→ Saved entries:
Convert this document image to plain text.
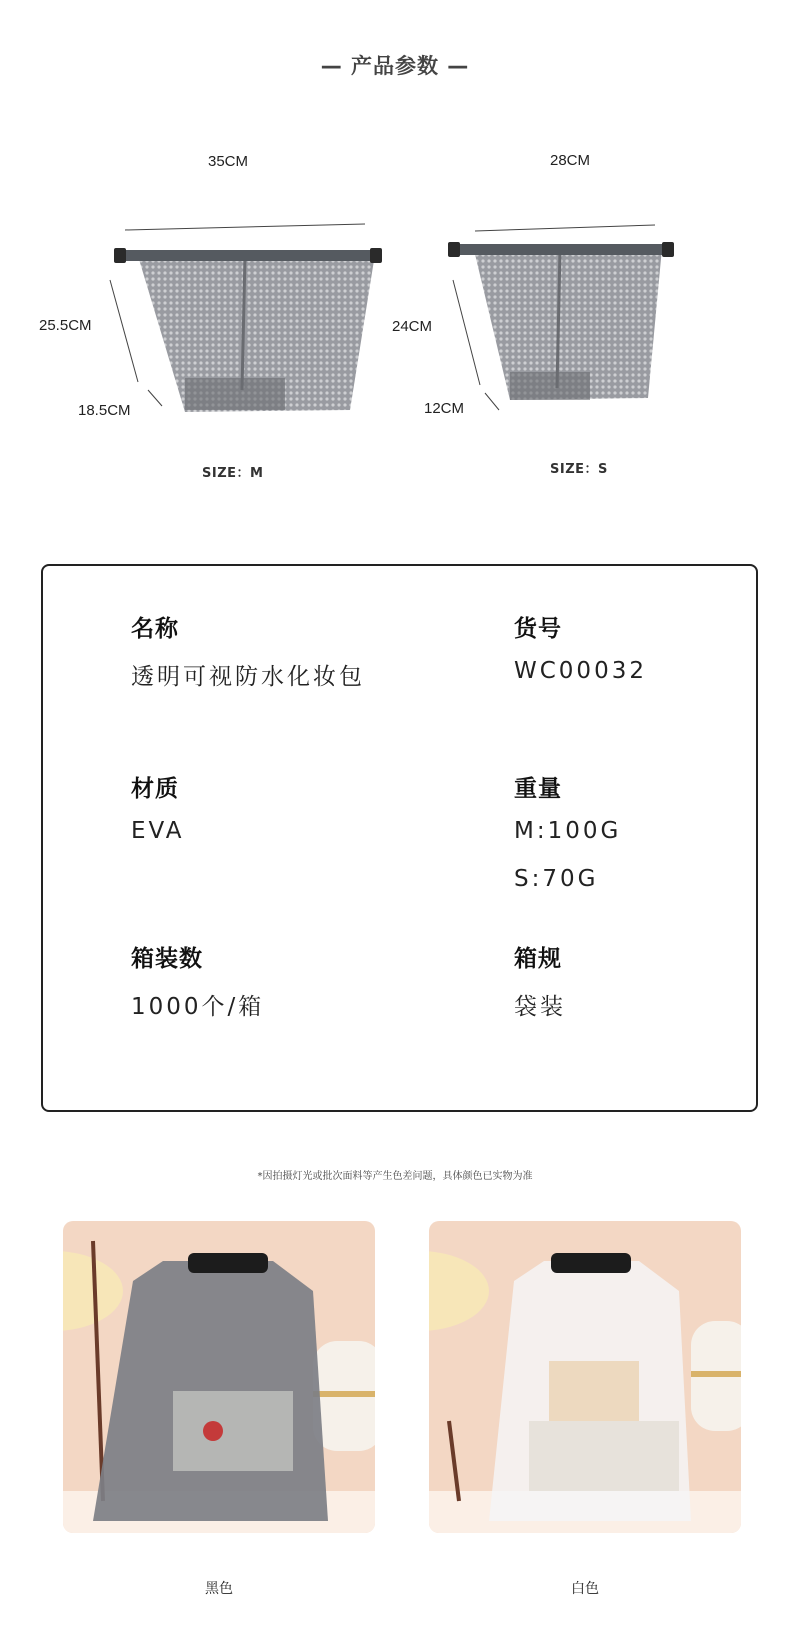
— 产品参数 —
35CM
25.5CM
18.5CM
SIZE：M
28CM
24CM
12CM
SIZE：S
名称
透明可视防水化妆包
货号
WC00032
材质
EVA
重量
M:100G
S:70G
箱装数
1000个/箱
箱规
袋装
*因拍摄灯光或批次面料等产生色差问题，具体颜色已实物为准
黑色	白色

→ TASK INSTRUCTIONS: Reproduce each record from above exactly; pictures do not belong in the copy.

→ RESULT FOR THIS EXERCISE:
Convert this document image to plain text.
— 产品参数 —
35CM
25.5CM
18.5CM
SIZE：M
28CM
24CM
12CM
SIZE：S
名称
透明可视防水化妆包
货号
WC00032
材质
EVA
重量
M:100G
S:70G
箱装数
1000个/箱
箱规
袋装
*因拍摄灯光或批次面料等产生色差问题，具体颜色已实物为准
黑色	白色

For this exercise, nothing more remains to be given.